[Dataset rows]
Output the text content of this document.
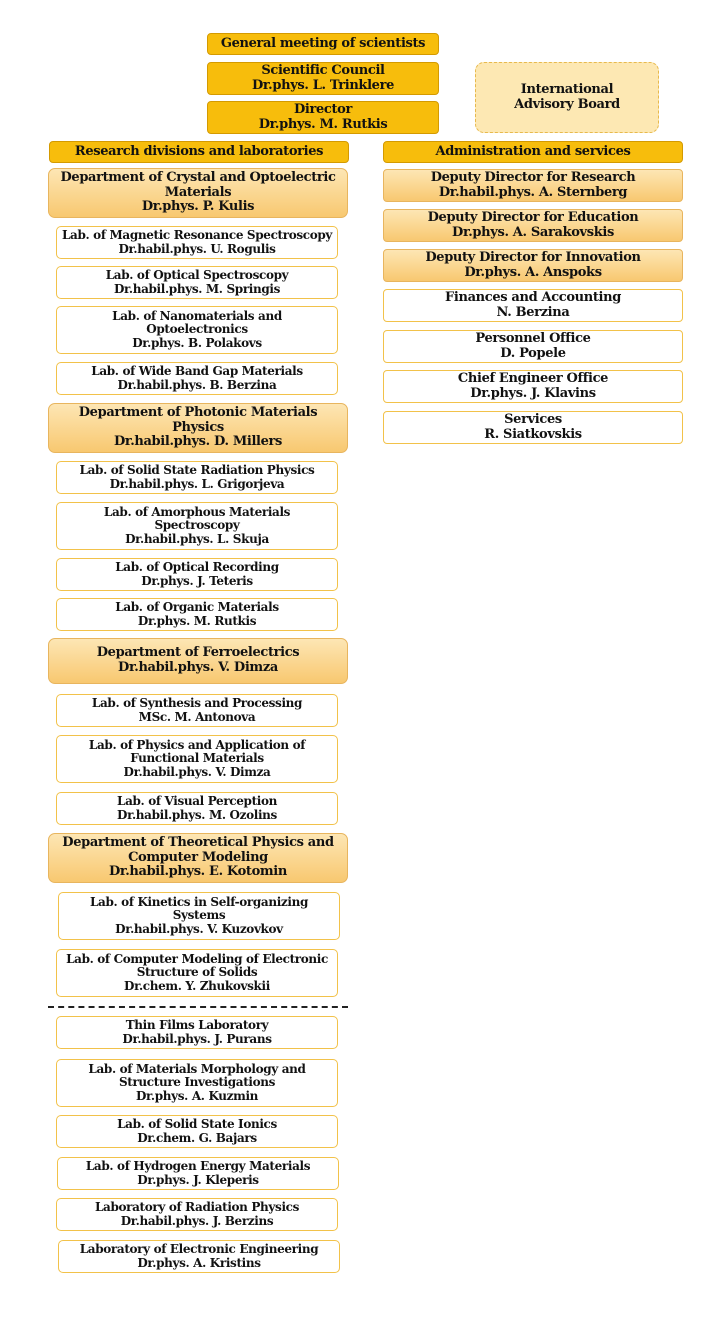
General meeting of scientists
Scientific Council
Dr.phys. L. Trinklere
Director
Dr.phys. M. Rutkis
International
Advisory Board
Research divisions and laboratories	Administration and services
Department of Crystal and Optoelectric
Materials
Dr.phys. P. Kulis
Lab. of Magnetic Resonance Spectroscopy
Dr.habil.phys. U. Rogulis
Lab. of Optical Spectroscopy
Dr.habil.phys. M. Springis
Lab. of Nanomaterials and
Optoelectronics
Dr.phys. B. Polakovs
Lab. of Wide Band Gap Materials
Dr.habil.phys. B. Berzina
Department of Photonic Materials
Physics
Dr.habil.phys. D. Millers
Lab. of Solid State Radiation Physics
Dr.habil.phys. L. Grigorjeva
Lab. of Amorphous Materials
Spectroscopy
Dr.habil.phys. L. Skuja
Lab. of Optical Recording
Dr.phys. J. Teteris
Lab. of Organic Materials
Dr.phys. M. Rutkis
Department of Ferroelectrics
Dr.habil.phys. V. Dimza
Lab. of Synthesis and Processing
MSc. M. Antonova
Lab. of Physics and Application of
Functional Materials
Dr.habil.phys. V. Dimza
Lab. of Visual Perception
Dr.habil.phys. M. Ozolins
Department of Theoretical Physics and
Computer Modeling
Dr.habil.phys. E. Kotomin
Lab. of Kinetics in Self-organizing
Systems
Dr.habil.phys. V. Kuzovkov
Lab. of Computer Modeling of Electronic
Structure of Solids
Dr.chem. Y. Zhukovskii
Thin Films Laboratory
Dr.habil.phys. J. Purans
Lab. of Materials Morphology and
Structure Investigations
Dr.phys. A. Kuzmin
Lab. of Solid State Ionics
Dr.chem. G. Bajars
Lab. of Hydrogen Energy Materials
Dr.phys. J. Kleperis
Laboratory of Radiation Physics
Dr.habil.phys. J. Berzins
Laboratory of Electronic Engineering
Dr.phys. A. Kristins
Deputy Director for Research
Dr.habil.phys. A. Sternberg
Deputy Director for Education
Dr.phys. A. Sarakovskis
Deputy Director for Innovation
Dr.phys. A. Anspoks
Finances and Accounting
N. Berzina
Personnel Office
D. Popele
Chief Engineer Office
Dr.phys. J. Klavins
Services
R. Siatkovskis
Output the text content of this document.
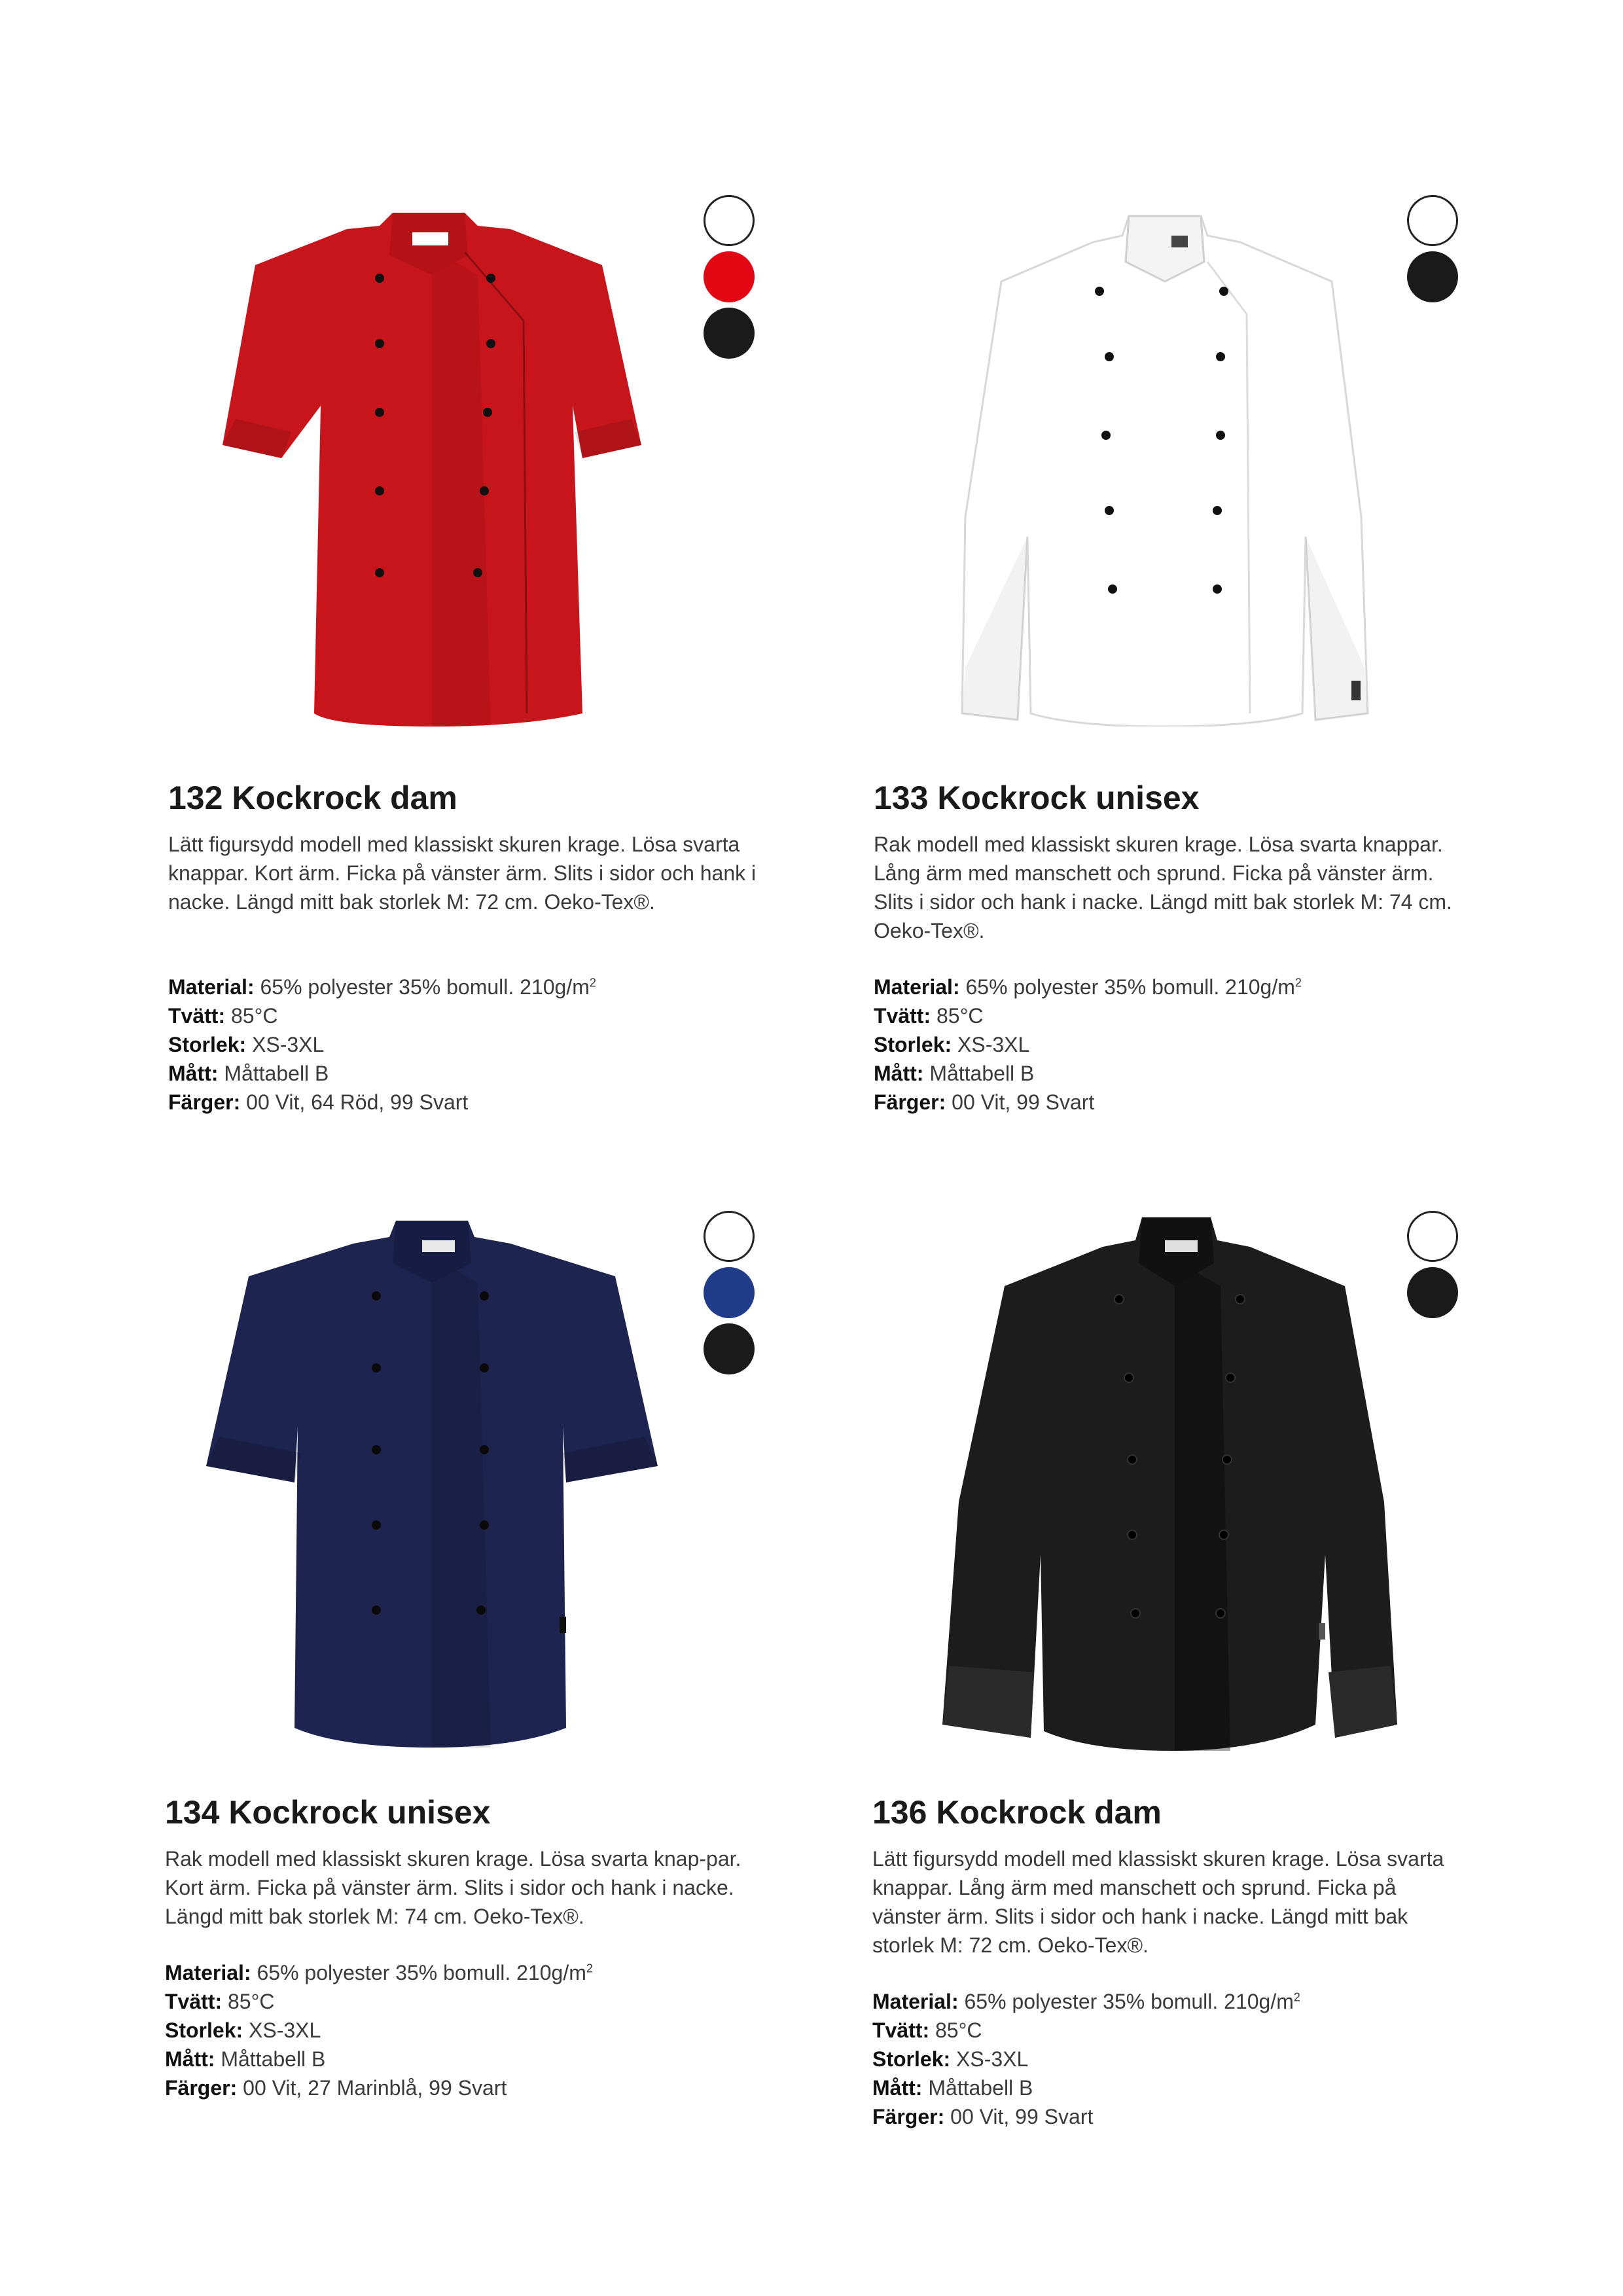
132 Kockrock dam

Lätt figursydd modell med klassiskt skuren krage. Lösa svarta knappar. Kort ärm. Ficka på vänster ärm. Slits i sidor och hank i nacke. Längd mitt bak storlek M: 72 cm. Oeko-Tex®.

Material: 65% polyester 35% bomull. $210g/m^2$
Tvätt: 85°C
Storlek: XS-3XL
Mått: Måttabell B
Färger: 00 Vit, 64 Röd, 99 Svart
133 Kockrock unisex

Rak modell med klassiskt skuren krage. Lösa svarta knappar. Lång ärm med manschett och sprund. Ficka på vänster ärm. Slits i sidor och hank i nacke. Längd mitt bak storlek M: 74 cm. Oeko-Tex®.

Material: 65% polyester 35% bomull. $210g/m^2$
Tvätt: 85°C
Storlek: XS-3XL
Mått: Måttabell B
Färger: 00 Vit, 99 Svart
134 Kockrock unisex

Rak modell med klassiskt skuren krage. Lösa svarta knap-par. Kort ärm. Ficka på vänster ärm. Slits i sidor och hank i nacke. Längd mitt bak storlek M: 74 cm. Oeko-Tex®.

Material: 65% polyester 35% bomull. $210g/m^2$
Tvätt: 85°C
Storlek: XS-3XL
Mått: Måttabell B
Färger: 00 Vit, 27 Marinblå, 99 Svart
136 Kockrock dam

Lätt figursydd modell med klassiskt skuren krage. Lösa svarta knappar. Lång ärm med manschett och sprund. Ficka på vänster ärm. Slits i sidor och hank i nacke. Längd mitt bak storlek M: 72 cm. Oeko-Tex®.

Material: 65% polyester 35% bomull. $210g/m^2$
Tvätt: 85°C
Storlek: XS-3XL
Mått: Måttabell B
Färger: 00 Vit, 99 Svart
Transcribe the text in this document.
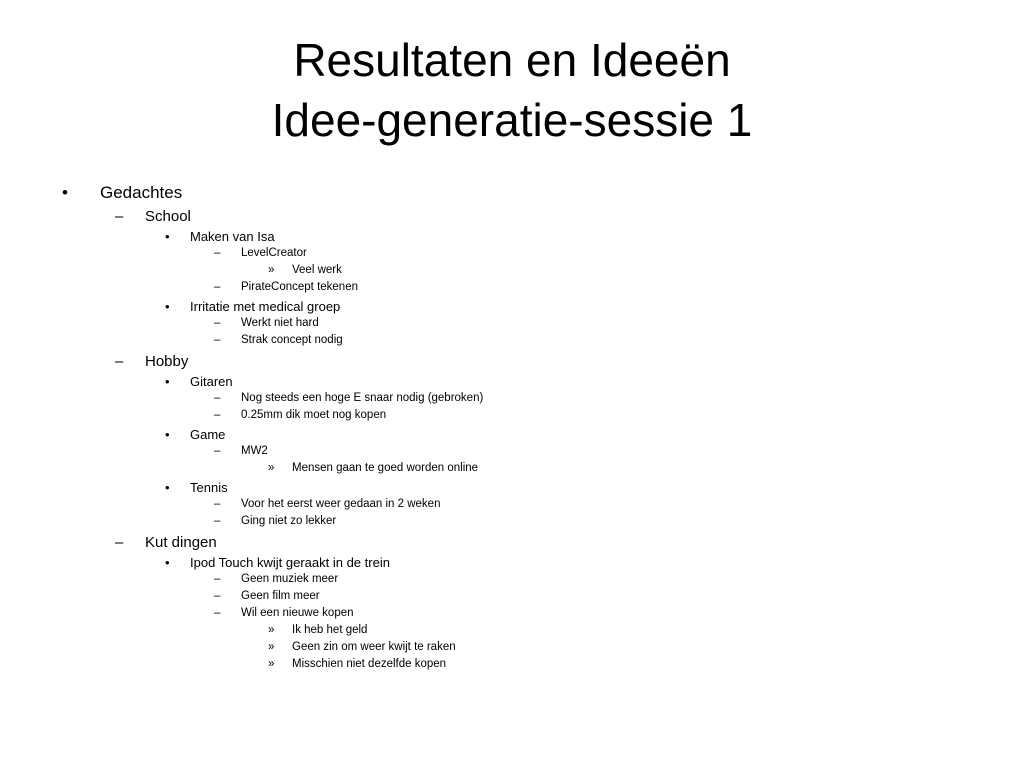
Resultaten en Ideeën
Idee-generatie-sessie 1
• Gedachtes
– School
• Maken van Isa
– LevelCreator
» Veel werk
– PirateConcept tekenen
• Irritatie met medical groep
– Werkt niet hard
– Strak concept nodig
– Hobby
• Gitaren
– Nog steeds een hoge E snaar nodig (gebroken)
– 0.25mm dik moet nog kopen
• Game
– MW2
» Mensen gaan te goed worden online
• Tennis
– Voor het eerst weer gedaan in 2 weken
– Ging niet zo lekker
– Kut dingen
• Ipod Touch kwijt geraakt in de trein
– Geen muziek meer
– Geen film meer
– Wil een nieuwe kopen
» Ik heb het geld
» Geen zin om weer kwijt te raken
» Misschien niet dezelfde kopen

(What needs to be done)
All of the records above must be copied exactly, except for the pictures.

(Task solution)
Output the text content of this document.
General meeting of scientists
Scientific Council
Dr.phys. L. Trinklere
Director
Dr.phys. M. Rutkis
International
Advisory Board
Research divisions and laboratories	Administration and services
Department of Crystal and Optoelectric
Materials
Dr.phys. P. Kulis
Lab. of Magnetic Resonance Spectroscopy
Dr.habil.phys. U. Rogulis
Lab. of Optical Spectroscopy
Dr.habil.phys. M. Springis
Lab. of Nanomaterials and
Optoelectronics
Dr.phys. B. Polakovs
Lab. of Wide Band Gap Materials
Dr.habil.phys. B. Berzina
Department of Photonic Materials
Physics
Dr.habil.phys. D. Millers
Lab. of Solid State Radiation Physics
Dr.habil.phys. L. Grigorjeva
Lab. of Amorphous Materials
Spectroscopy
Dr.habil.phys. L. Skuja
Lab. of Optical Recording
Dr.phys. J. Teteris
Lab. of Organic Materials
Dr.phys. M. Rutkis
Department of Ferroelectrics
Dr.habil.phys. V. Dimza
Lab. of Synthesis and Processing
MSc. M. Antonova
Lab. of Physics and Application of
Functional Materials
Dr.habil.phys. V. Dimza
Lab. of Visual Perception
Dr.habil.phys. M. Ozolins
Department of Theoretical Physics and
Computer Modeling
Dr.habil.phys. E. Kotomin
Lab. of Kinetics in Self-organizing
Systems
Dr.habil.phys. V. Kuzovkov
Lab. of Computer Modeling of Electronic
Structure of Solids
Dr.chem. Y. Zhukovskii
Thin Films Laboratory
Dr.habil.phys. J. Purans
Lab. of Materials Morphology and
Structure Investigations
Dr.phys. A. Kuzmin
Lab. of Solid State Ionics
Dr.chem. G. Bajars
Lab. of Hydrogen Energy Materials
Dr.phys. J. Kleperis
Laboratory of Radiation Physics
Dr.habil.phys. J. Berzins
Laboratory of Electronic Engineering
Dr.phys. A. Kristins
Deputy Director for Research
Dr.habil.phys. A. Sternberg
Deputy Director for Education
Dr.phys. A. Sarakovskis
Deputy Director for Innovation
Dr.phys. A. Anspoks
Finances and Accounting
N. Berzina
Personnel Office
D. Popele
Chief Engineer Office
Dr.phys. J. Klavins
Services
R. Siatkovskis
Output the text content of this document.
132 Kockrock dam

Lätt figursydd modell med klassiskt skuren krage. Lösa svarta knappar. Kort ärm. Ficka på vänster ärm. Slits i sidor och hank i nacke. Längd mitt bak storlek M: 72 cm. Oeko-Tex®.

Material: 65% polyester 35% bomull. $210g/m^2$
Tvätt: 85°C
Storlek: XS-3XL
Mått: Måttabell B
Färger: 00 Vit, 64 Röd, 99 Svart
133 Kockrock unisex

Rak modell med klassiskt skuren krage. Lösa svarta knappar. Lång ärm med manschett och sprund. Ficka på vänster ärm. Slits i sidor och hank i nacke. Längd mitt bak storlek M: 74 cm. Oeko-Tex®.

Material: 65% polyester 35% bomull. $210g/m^2$
Tvätt: 85°C
Storlek: XS-3XL
Mått: Måttabell B
Färger: 00 Vit, 99 Svart
134 Kockrock unisex

Rak modell med klassiskt skuren krage. Lösa svarta knap-par. Kort ärm. Ficka på vänster ärm. Slits i sidor och hank i nacke. Längd mitt bak storlek M: 74 cm. Oeko-Tex®.

Material: 65% polyester 35% bomull. $210g/m^2$
Tvätt: 85°C
Storlek: XS-3XL
Mått: Måttabell B
Färger: 00 Vit, 27 Marinblå, 99 Svart
136 Kockrock dam

Lätt figursydd modell med klassiskt skuren krage. Lösa svarta knappar. Lång ärm med manschett och sprund. Ficka på vänster ärm. Slits i sidor och hank i nacke. Längd mitt bak storlek M: 72 cm. Oeko-Tex®.

Material: 65% polyester 35% bomull. $210g/m^2$
Tvätt: 85°C
Storlek: XS-3XL
Mått: Måttabell B
Färger: 00 Vit, 99 Svart
Transcribe the text in this document.
Resultaten en Ideeën
Idee-generatie-sessie 1
• Gedachtes
– School
• Maken van Isa
– LevelCreator
» Veel werk
– PirateConcept tekenen
• Irritatie met medical groep
– Werkt niet hard
– Strak concept nodig
– Hobby
• Gitaren
– Nog steeds een hoge E snaar nodig (gebroken)
– 0.25mm dik moet nog kopen
• Game
– MW2
» Mensen gaan te goed worden online
• Tennis
– Voor het eerst weer gedaan in 2 weken
– Ging niet zo lekker
– Kut dingen
• Ipod Touch kwijt geraakt in de trein
– Geen muziek meer
– Geen film meer
– Wil een nieuwe kopen
» Ik heb het geld
» Geen zin om weer kwijt te raken
» Misschien niet dezelfde kopen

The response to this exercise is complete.